PROBLEM TO SOLVE
Say how many lines hold the string "FITC"; please write nothing but the number.

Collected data
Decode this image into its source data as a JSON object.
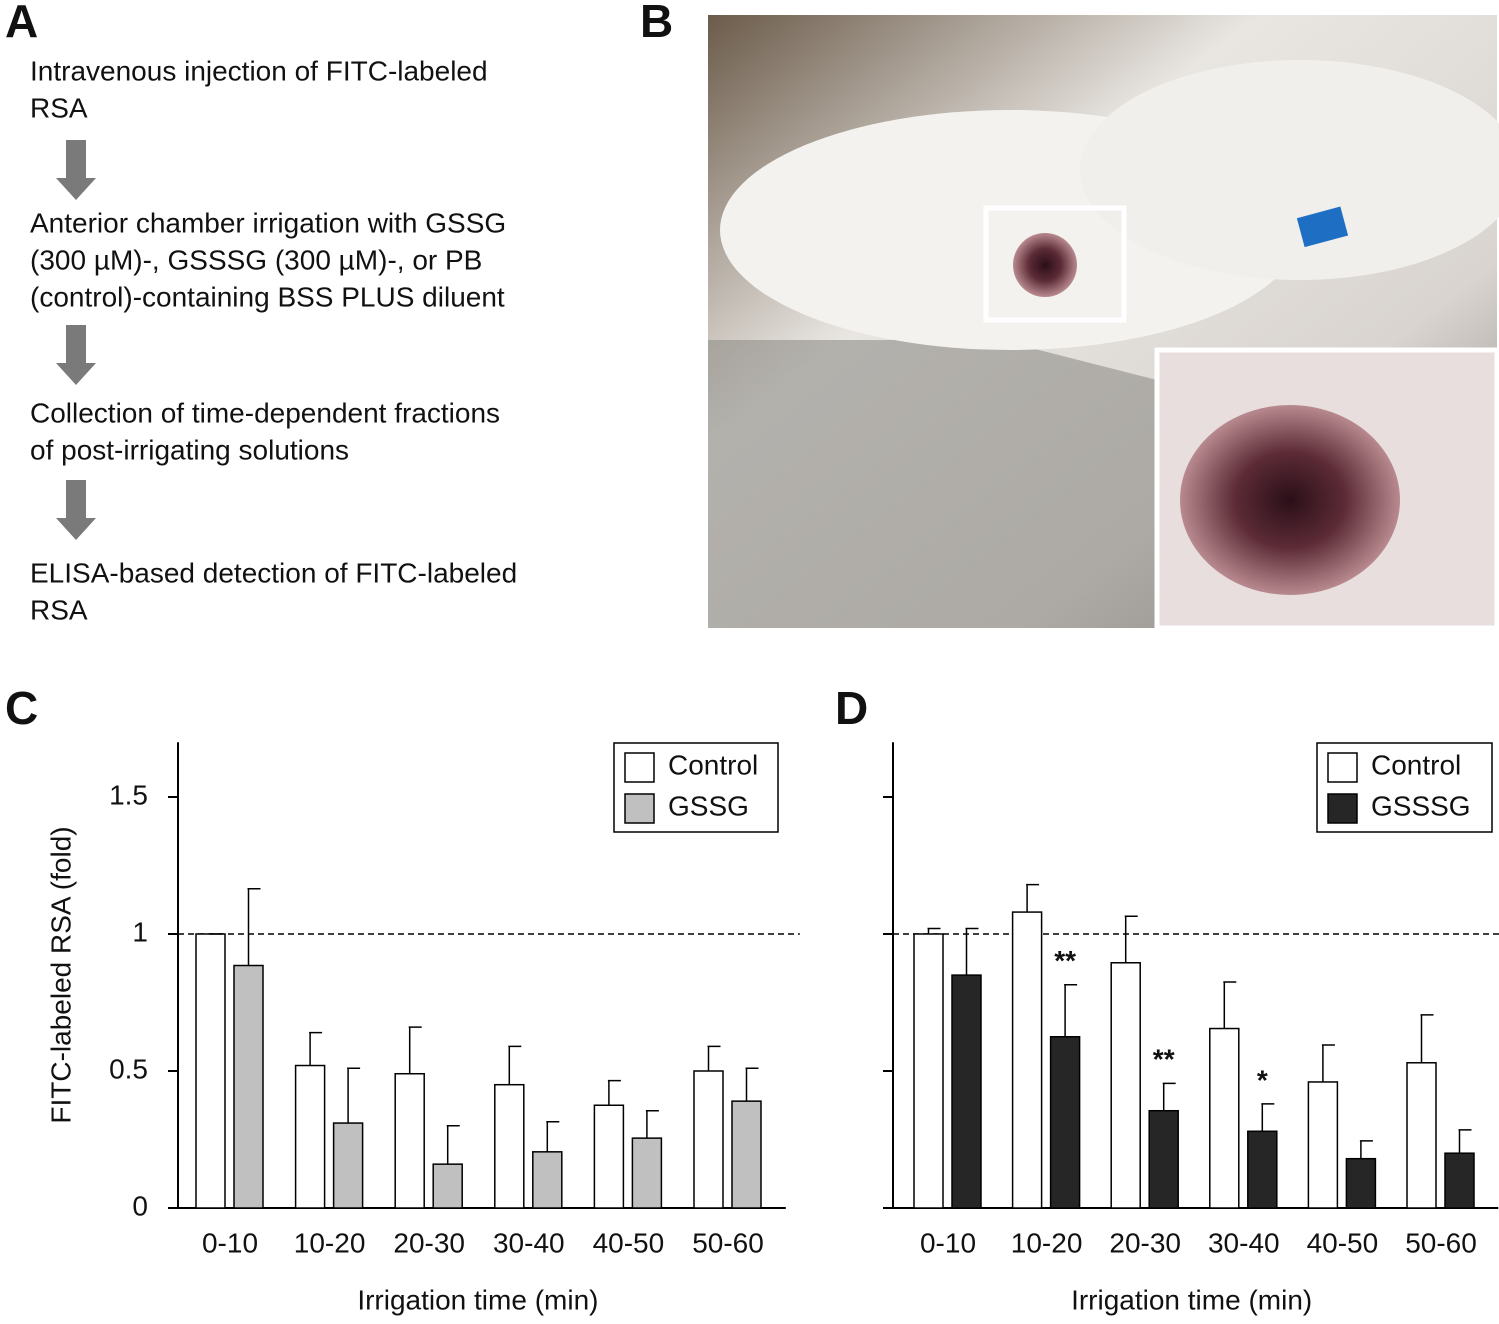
{
  "flowchart": {
    "label": "A",
    "steps": [
      [
        "Intravenous injection of FITC-labeled",
        "RSA"
      ],
      [
        "Anterior chamber irrigation with GSSG",
        "(300 µM)-, GSSSG (300 µM)-, or PB",
        "(control)-containing BSS PLUS diluent"
      ],
      [
        "Collection of time-dependent fractions",
        "of post-irrigating solutions"
      ],
      [
        "ELISA-based detection of FITC-labeled",
        "RSA"
      ]
    ]
  },
  "photo": {
    "label": "B"
  },
  "chart_data": [
    {
      "type": "bar",
      "label": "C",
      "ylabel": "FITC-labeled RSA (fold)",
      "xlabel": "Irrigation time (min)",
      "categories": [
        "0-10",
        "10-20",
        "20-30",
        "30-40",
        "40-50",
        "50-60"
      ],
      "series": [
        {
          "name": "Control",
          "color": "#ffffff",
          "values": [
            1,
            0.52,
            0.49,
            0.45,
            0.375,
            0.5
          ],
          "errors": [
            0,
            0.12,
            0.17,
            0.14,
            0.09,
            0.09
          ]
        },
        {
          "name": "GSSG",
          "color": "#c0c0c0",
          "values": [
            0.885,
            0.31,
            0.16,
            0.205,
            0.255,
            0.39
          ],
          "errors": [
            0.28,
            0.2,
            0.14,
            0.11,
            0.1,
            0.12
          ]
        }
      ],
      "ylim": [
        0,
        1.7
      ],
      "yticks": [
        0,
        0.5,
        1,
        1.5
      ],
      "reference_line": 1,
      "legend": "upper right"
    },
    {
      "type": "bar",
      "label": "D",
      "xlabel": "Irrigation time (min)",
      "categories": [
        "0-10",
        "10-20",
        "20-30",
        "30-40",
        "40-50",
        "50-60"
      ],
      "series": [
        {
          "name": "Control",
          "color": "#ffffff",
          "values": [
            1,
            1.08,
            0.895,
            0.655,
            0.46,
            0.53
          ],
          "errors": [
            0.02,
            0.1,
            0.17,
            0.17,
            0.135,
            0.175
          ]
        },
        {
          "name": "GSSSG",
          "color": "#262626",
          "values": [
            0.85,
            0.625,
            0.355,
            0.28,
            0.18,
            0.2
          ],
          "errors": [
            0.17,
            0.19,
            0.1,
            0.1,
            0.065,
            0.085
          ],
          "significance": [
            null,
            "**",
            "**",
            "*",
            null,
            null
          ]
        }
      ],
      "ylim": [
        0,
        1.7
      ],
      "ytick_marks": [
        0,
        0.5,
        1,
        1.5
      ],
      "reference_line": 1,
      "legend": "upper right"
    }
  ]
}
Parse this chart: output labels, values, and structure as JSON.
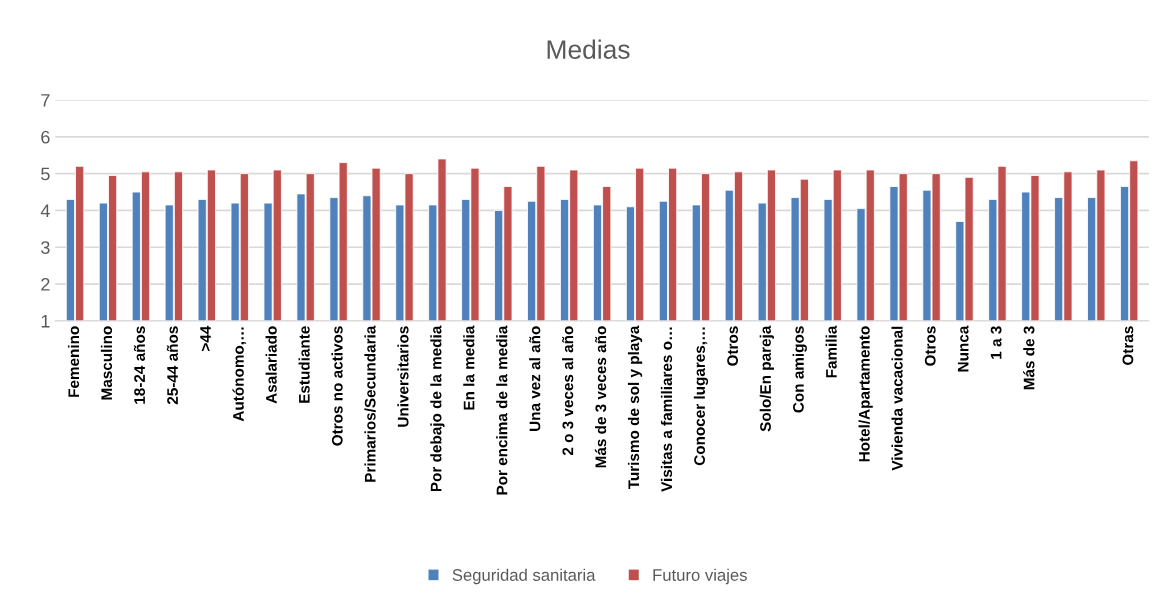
{
  "chart_data": {
    "type": "bar",
    "title": "Medias",
    "categories": [
      "Femenino",
      "Masculino",
      "18-24 años",
      "25-44 años",
      ">44",
      "Autónomo,…",
      "Asalariado",
      "Estudiante",
      "Otros no activos",
      "Primarios/Secundaria",
      "Universitarios",
      "Por debajo de la media",
      "En la media",
      "Por encima de la media",
      "Una vez al año",
      "2 o 3 veces al año",
      "Más de 3 veces año",
      "Turismo de sol y playa",
      "Visitas a familiares o…",
      "Conocer lugares,…",
      "Otros",
      "Solo/En pareja",
      "Con amigos",
      "Familia",
      "Hotel/Apartamento",
      "Vivienda vacacional",
      "Otros",
      "Nunca",
      "1 a 3",
      "Más de 3",
      null,
      null,
      "Otras"
    ],
    "series": [
      {
        "name": "Seguridad sanitaria",
        "color": "#4f81bd",
        "values": [
          4.3,
          4.2,
          4.5,
          4.15,
          4.3,
          4.2,
          4.2,
          4.45,
          4.35,
          4.4,
          4.15,
          4.15,
          4.3,
          4.0,
          4.25,
          4.3,
          4.15,
          4.1,
          4.25,
          4.15,
          4.55,
          4.2,
          4.35,
          4.3,
          4.05,
          4.65,
          4.55,
          3.7,
          4.3,
          4.5,
          4.35,
          4.35,
          4.65
        ]
      },
      {
        "name": "Futuro viajes",
        "color": "#c0504d",
        "values": [
          5.2,
          4.95,
          5.05,
          5.05,
          5.1,
          5.0,
          5.1,
          5.0,
          5.3,
          5.15,
          5.0,
          5.4,
          5.15,
          4.65,
          5.2,
          5.1,
          4.65,
          5.15,
          5.15,
          5.0,
          5.05,
          5.1,
          4.85,
          5.1,
          5.1,
          5.0,
          5.0,
          4.9,
          5.2,
          4.95,
          5.05,
          5.1,
          5.35
        ]
      }
    ],
    "ylim": [
      1,
      7
    ],
    "yticks": [
      1,
      2,
      3,
      4,
      5,
      6,
      7
    ],
    "grid": "y",
    "legend": "bottom"
  }
}
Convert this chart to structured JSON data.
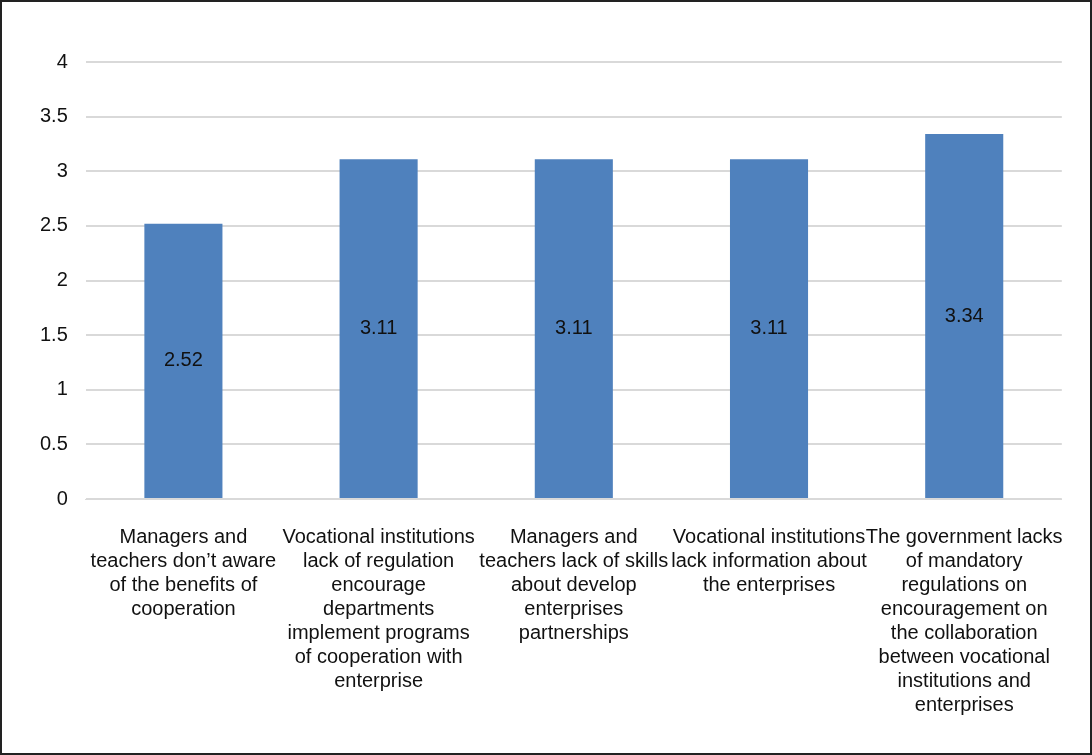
{
  "chart_data": {
    "type": "bar",
    "categories": [
      "Managers and teachers don’t aware of the benefits of cooperation",
      "Vocational institutions lack of regulation encourage departments implement programs of cooperation with enterprise",
      "Managers and teachers lack of skills about develop enterprises partnerships",
      "Vocational institutions lack information about the enterprises",
      "The government lacks of mandatory regulations on encouragement on the collaboration between vocational institutions and enterprises"
    ],
    "values": [
      2.52,
      3.11,
      3.11,
      3.11,
      3.34
    ],
    "color": "#4f81bd",
    "ylim": [
      0,
      4
    ],
    "yticks": [
      0,
      0.5,
      1,
      1.5,
      2,
      2.5,
      3,
      3.5,
      4
    ],
    "grid": "y",
    "data_labels": true,
    "legend": false
  }
}
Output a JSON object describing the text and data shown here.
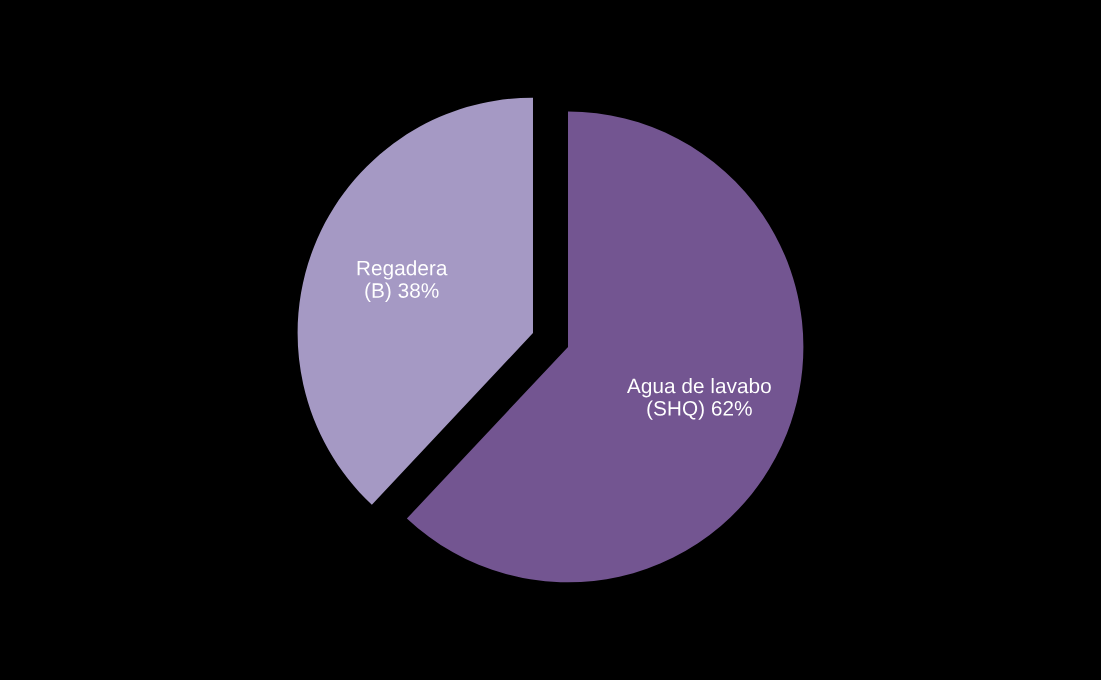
{
  "chart_data": {
    "type": "pie",
    "categories": [
      "Regadera\n(B)",
      "Agua de lavabo\n(SHQ)"
    ],
    "values": [
      38,
      62
    ],
    "value_labels": [
      "38%",
      "62%"
    ],
    "colors": [
      "#a599c4",
      "#735591"
    ]
  }
}
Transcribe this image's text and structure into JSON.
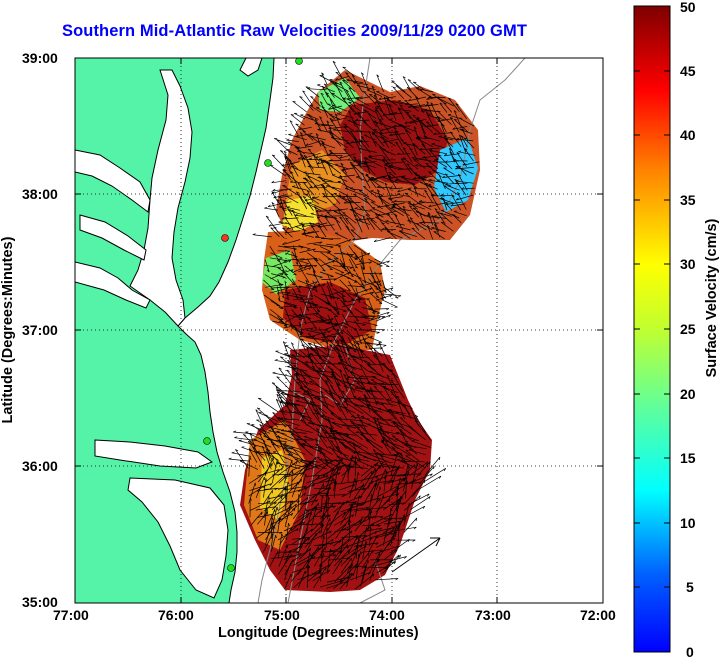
{
  "title": "Southern Mid-Atlantic Raw Velocities 2009/11/29 0200 GMT",
  "x_axis": {
    "label": "Longitude (Degrees:Minutes)",
    "ticks": [
      "77:00",
      "76:00",
      "75:00",
      "74:00",
      "73:00",
      "72:00"
    ]
  },
  "y_axis": {
    "label": "Latitude (Degrees:Minutes)",
    "ticks": [
      "39:00",
      "38:00",
      "37:00",
      "36:00",
      "35:00"
    ]
  },
  "colorbar": {
    "label": "Surface Velocity (cm/s)",
    "ticks": [
      "50",
      "45",
      "40",
      "35",
      "30",
      "25",
      "20",
      "15",
      "10",
      "5",
      "0"
    ]
  },
  "colors": {
    "land": "#55f3a8",
    "title": "#0000ff",
    "station": "#22dd22",
    "station_alert": "#ff3322"
  },
  "chart_data": {
    "type": "map",
    "xlim": [
      -77,
      -72
    ],
    "ylim": [
      35,
      39
    ],
    "grid": true,
    "color_range": [
      0,
      50
    ],
    "colormap": "jet"
  }
}
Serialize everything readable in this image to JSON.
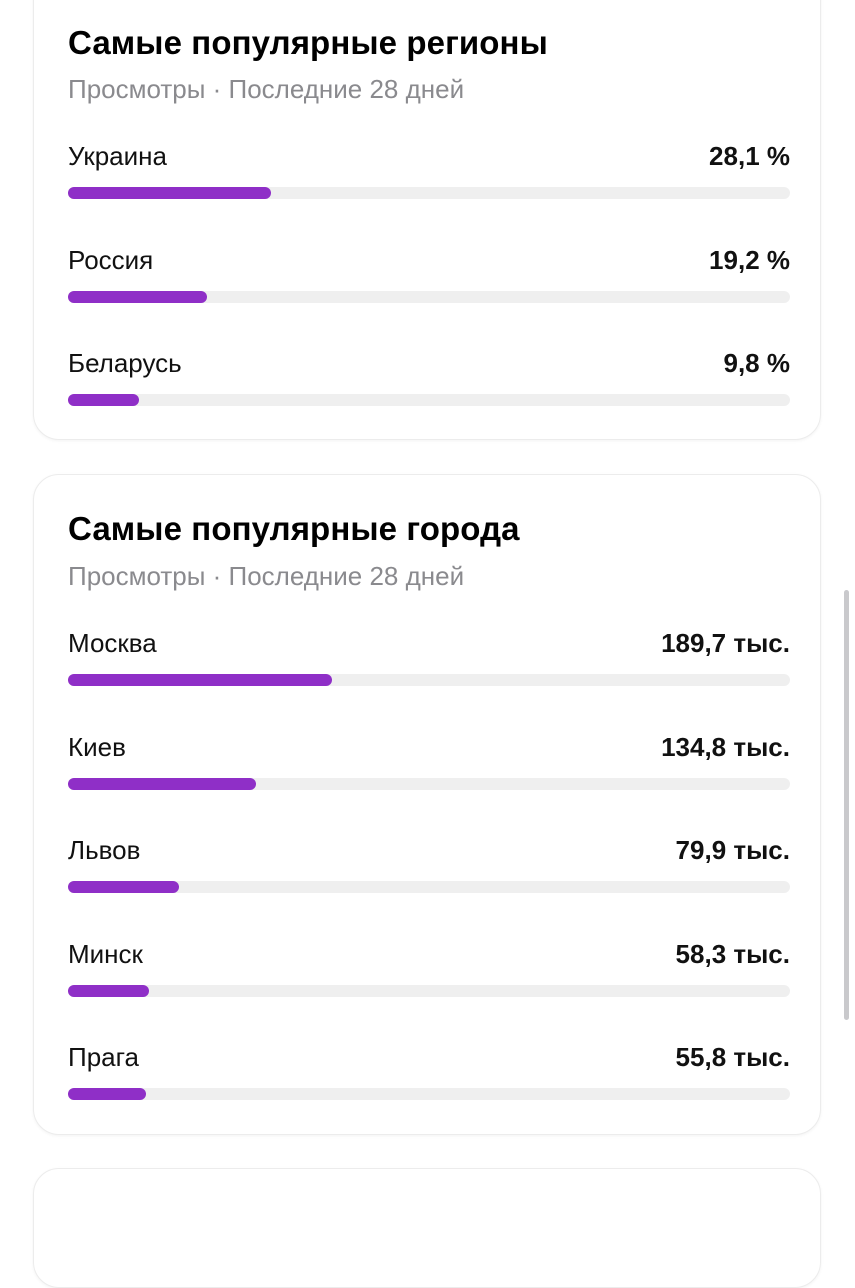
{
  "accent_color": "#8f2fc7",
  "regions": {
    "title": "Самые популярные регионы",
    "subtitle": "Просмотры · Последние 28 дней",
    "items": [
      {
        "label": "Украина",
        "value": "28,1 %",
        "fraction": 0.281
      },
      {
        "label": "Россия",
        "value": "19,2 %",
        "fraction": 0.192
      },
      {
        "label": "Беларусь",
        "value": "9,8 %",
        "fraction": 0.098
      }
    ]
  },
  "cities": {
    "title": "Самые популярные города",
    "subtitle": "Просмотры · Последние 28 дней",
    "items": [
      {
        "label": "Москва",
        "value": "189,7 тыс.",
        "fraction": 0.365
      },
      {
        "label": "Киев",
        "value": "134,8 тыс.",
        "fraction": 0.26
      },
      {
        "label": "Львов",
        "value": "79,9 тыс.",
        "fraction": 0.154
      },
      {
        "label": "Минск",
        "value": "58,3 тыс.",
        "fraction": 0.112
      },
      {
        "label": "Прага",
        "value": "55,8 тыс.",
        "fraction": 0.108
      }
    ]
  }
}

EXERCISE ANSWER
3